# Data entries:
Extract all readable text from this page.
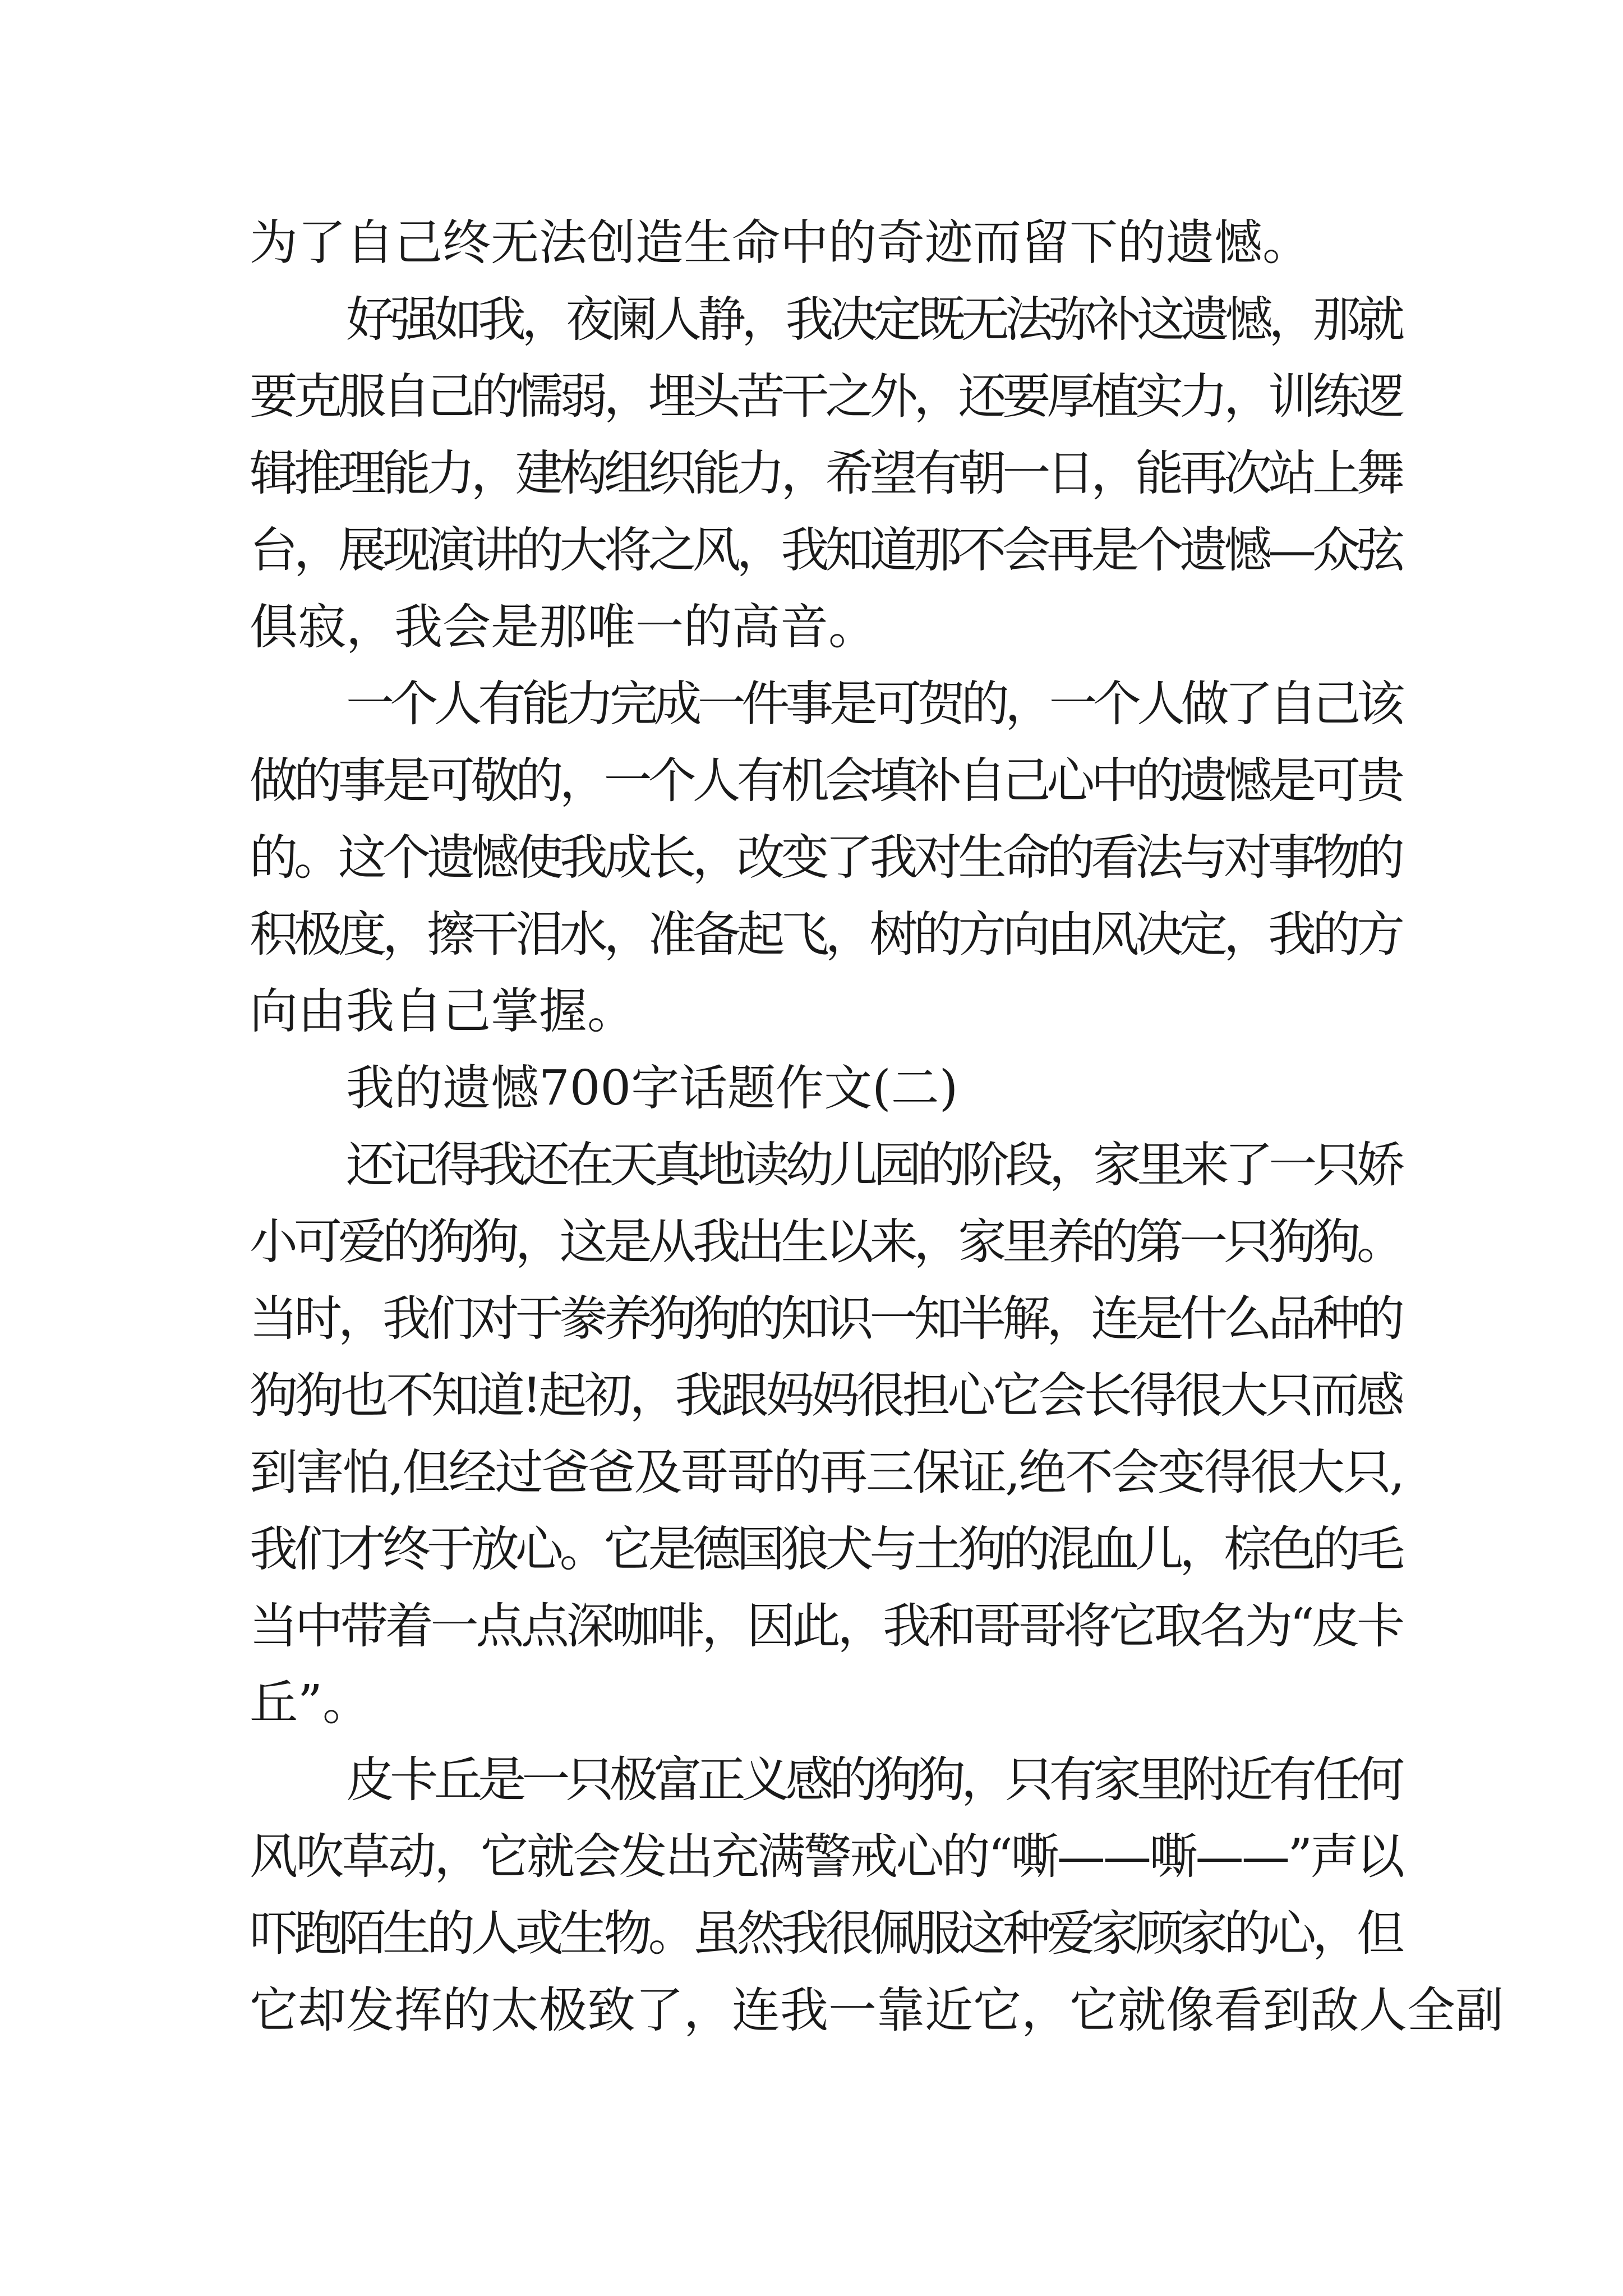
为了自己终无法创造生命中的奇迹而留下的遗憾。
好强如我，夜阑人静，我决定既无法弥补这遗憾，那就
要克服自己的懦弱，埋头苦干之外，还要厚植实力，训练逻
辑推理能力，建构组织能力，希望有朝一日，能再次站上舞
台，展现演讲的大将之风，我知道那不会再是个遗憾—众弦
俱寂，我会是那唯一的高音。
一个人有能力完成一件事是可贺的，一个人做了自己该
做的事是可敬的，一个人有机会填补自己心中的遗憾是可贵
的。这个遗憾使我成长，改变了我对生命的看法与对事物的
积极度，擦干泪水，准备起飞，树的方向由风决定，我的方
向由我自己掌握。
我的遗憾700字话题作文(二)
还记得我还在天真地读幼儿园的阶段，家里来了一只娇
小可爱的狗狗，这是从我出生以来，家里养的第一只狗狗。
当时，我们对于豢养狗狗的知识一知半解，连是什么品种的
狗狗也不知道!起初，我跟妈妈很担心它会长得很大只而感
到害怕,但经过爸爸及哥哥的再三保证,绝不会变得很大只,
我们才终于放心。它是德国狼犬与土狗的混血儿，棕色的毛
当中带着一点点深咖啡，因此，我和哥哥将它取名为“皮卡
丘”。
皮卡丘是一只极富正义感的狗狗，只有家里附近有任何
风吹草动，它就会发出充满警戒心的“嘶——嘶——”声以
吓跑陌生的人或生物。虽然我很佩服这种爱家顾家的心，但
它却发挥的太极致了，连我一靠近它，它就像看到敌人全副
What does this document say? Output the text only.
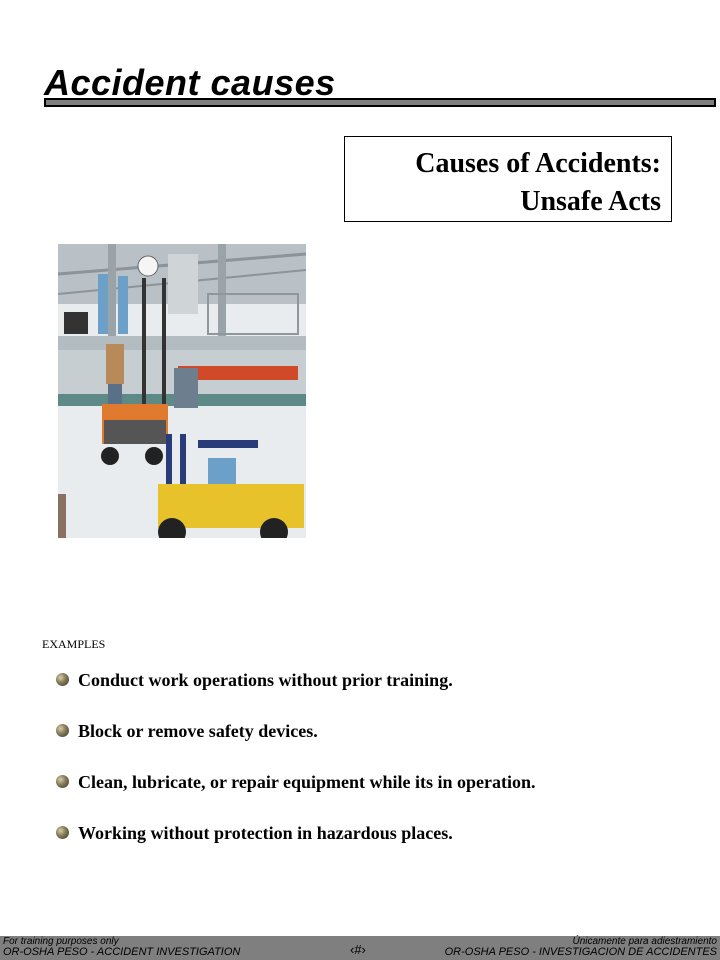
Accident causes
Causes of Accidents:
Unsafe Acts
EXAMPLES
Conduct work operations without prior training.
Block or remove safety devices.
Clean, lubricate, or repair equipment while its in operation.
Working without protection in hazardous places.
For training purposes only
OR-OSHA PESO - ACCIDENT INVESTIGATION	‹#›
Únicamente para adiestramiento
OR-OSHA PESO - INVESTIGACION DE ACCIDENTES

# Exercise:
Every entry above needs to be retyped exactly; drop the pictures.

# Task output:
Extract all readable text from this page.
为了自己终无法创造生命中的奇迹而留下的遗憾。
好强如我，夜阑人静，我决定既无法弥补这遗憾，那就
要克服自己的懦弱，埋头苦干之外，还要厚植实力，训练逻
辑推理能力，建构组织能力，希望有朝一日，能再次站上舞
台，展现演讲的大将之风，我知道那不会再是个遗憾—众弦
俱寂，我会是那唯一的高音。
一个人有能力完成一件事是可贺的，一个人做了自己该
做的事是可敬的，一个人有机会填补自己心中的遗憾是可贵
的。这个遗憾使我成长，改变了我对生命的看法与对事物的
积极度，擦干泪水，准备起飞，树的方向由风决定，我的方
向由我自己掌握。
我的遗憾700字话题作文(二)
还记得我还在天真地读幼儿园的阶段，家里来了一只娇
小可爱的狗狗，这是从我出生以来，家里养的第一只狗狗。
当时，我们对于豢养狗狗的知识一知半解，连是什么品种的
狗狗也不知道!起初，我跟妈妈很担心它会长得很大只而感
到害怕,但经过爸爸及哥哥的再三保证,绝不会变得很大只,
我们才终于放心。它是德国狼犬与土狗的混血儿，棕色的毛
当中带着一点点深咖啡，因此，我和哥哥将它取名为“皮卡
丘”。
皮卡丘是一只极富正义感的狗狗，只有家里附近有任何
风吹草动，它就会发出充满警戒心的“嘶——嘶——”声以
吓跑陌生的人或生物。虽然我很佩服这种爱家顾家的心，但
它却发挥的太极致了，连我一靠近它，它就像看到敌人全副
What does this document say? Output the text only.
Accident causes
Causes of Accidents:
Unsafe Acts
EXAMPLES
Conduct work operations without prior training.
Block or remove safety devices.
Clean, lubricate, or repair equipment while its in operation.
Working without protection in hazardous places.
For training purposes only
OR-OSHA PESO - ACCIDENT INVESTIGATION	‹#›
Únicamente para adiestramiento
OR-OSHA PESO - INVESTIGACION DE ACCIDENTES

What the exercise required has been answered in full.